YOUR GOAL: In the entries that follow, which lines hold the string "Creatine"? List them.

━━━━━━━━

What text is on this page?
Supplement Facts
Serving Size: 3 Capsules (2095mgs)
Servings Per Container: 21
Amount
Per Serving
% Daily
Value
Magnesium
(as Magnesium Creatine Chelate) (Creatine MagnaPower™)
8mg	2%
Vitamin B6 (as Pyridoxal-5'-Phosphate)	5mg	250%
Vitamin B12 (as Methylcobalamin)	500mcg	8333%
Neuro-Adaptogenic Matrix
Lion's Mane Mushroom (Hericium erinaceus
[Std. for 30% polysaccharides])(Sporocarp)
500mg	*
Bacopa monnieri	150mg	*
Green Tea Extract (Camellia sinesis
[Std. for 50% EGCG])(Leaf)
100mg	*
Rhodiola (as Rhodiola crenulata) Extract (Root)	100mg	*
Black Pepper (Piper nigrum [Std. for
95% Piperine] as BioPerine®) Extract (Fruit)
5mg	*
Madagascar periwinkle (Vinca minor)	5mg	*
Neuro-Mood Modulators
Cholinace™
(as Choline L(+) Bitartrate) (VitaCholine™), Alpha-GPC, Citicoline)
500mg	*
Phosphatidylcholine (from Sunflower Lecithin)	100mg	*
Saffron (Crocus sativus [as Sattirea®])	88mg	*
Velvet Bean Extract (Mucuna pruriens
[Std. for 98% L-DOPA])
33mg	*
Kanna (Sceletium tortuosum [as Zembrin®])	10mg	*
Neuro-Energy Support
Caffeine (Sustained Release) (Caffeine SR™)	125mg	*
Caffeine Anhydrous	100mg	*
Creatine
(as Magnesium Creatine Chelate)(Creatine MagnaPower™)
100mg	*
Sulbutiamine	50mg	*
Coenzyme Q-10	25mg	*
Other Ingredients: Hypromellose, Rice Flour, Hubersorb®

━━━━━━━━

OUTPUT FOR THIS TASK:
(as Magnesium Creatine Chelate) (Creatine MagnaPower™)
Creatine
(as Magnesium Creatine Chelate)(Creatine MagnaPower™)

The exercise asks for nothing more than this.